## WORK REQUIRED
Copy every line that contains the string "Hispanic" from the entries below.

○ ○ ○

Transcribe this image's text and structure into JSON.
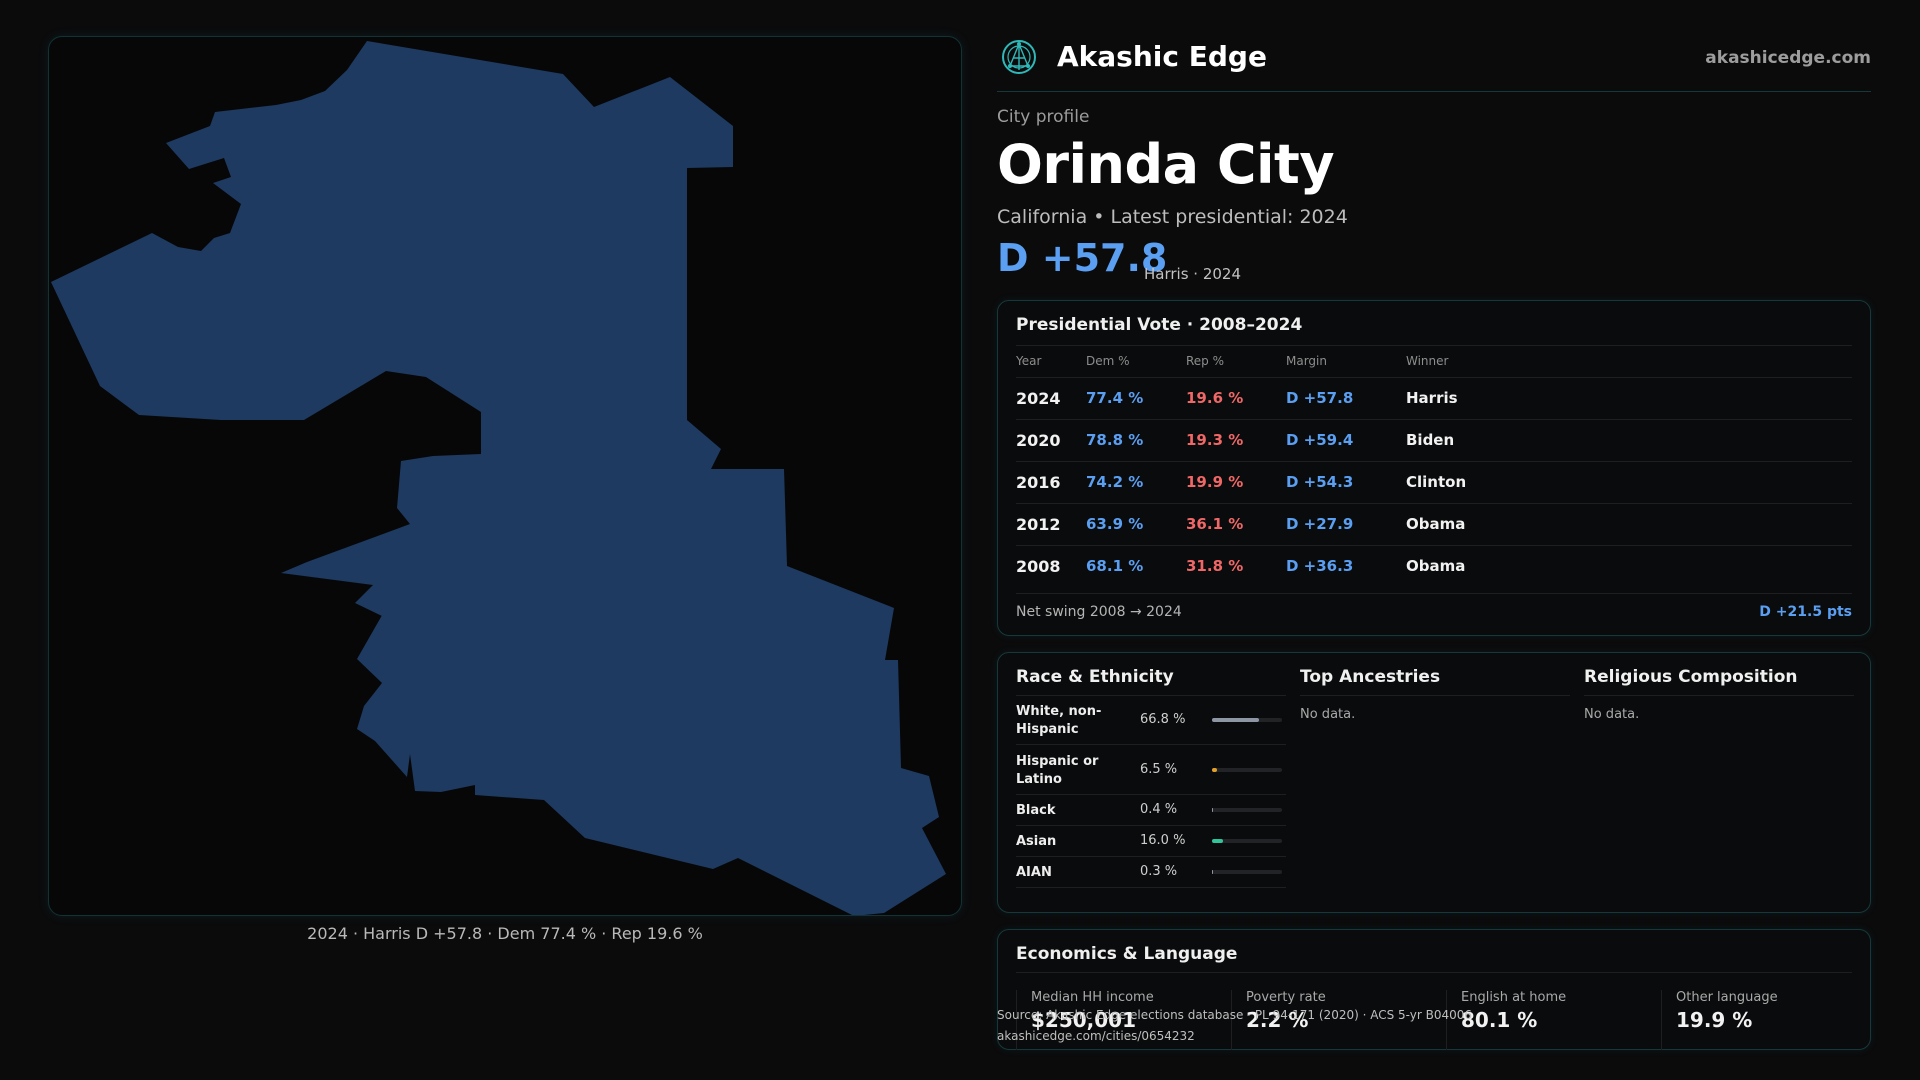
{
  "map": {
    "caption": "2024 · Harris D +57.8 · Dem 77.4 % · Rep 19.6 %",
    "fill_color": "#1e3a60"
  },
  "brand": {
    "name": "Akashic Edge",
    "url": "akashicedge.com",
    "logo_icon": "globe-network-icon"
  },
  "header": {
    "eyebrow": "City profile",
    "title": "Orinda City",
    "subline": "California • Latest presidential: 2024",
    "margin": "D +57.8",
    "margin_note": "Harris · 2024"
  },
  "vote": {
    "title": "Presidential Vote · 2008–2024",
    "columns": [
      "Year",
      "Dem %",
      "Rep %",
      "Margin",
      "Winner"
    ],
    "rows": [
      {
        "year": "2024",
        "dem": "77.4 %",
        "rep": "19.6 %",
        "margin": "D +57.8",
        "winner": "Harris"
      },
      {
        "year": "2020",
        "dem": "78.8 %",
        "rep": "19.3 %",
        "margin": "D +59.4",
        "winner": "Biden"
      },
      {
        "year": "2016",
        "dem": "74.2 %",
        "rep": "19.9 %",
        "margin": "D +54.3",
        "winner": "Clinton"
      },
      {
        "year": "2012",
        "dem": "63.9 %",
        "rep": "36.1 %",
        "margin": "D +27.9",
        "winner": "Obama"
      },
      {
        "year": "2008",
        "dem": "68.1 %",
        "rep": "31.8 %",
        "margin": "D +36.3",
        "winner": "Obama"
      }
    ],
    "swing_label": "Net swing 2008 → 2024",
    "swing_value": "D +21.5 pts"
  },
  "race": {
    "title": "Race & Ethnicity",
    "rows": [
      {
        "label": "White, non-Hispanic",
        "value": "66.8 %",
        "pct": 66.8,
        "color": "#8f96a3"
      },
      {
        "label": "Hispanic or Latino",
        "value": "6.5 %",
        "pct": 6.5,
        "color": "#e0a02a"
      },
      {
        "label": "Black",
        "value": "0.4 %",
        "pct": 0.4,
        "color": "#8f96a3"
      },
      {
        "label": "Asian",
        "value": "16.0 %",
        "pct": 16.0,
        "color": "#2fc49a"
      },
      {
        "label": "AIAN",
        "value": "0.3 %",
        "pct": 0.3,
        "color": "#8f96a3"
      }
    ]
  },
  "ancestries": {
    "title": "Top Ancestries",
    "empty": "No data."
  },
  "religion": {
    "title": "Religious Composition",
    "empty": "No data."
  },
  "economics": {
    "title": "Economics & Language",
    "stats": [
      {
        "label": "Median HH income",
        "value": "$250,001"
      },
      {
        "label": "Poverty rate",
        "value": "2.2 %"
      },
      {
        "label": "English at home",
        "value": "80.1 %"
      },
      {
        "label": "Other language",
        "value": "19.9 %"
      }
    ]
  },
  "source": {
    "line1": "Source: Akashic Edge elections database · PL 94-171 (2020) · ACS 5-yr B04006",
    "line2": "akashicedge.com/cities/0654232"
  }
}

○ ○ ○

## ANSWER TO THIS PROBLEM
        "label": "White, non-Hispanic",
        "label": "Hispanic or Latino",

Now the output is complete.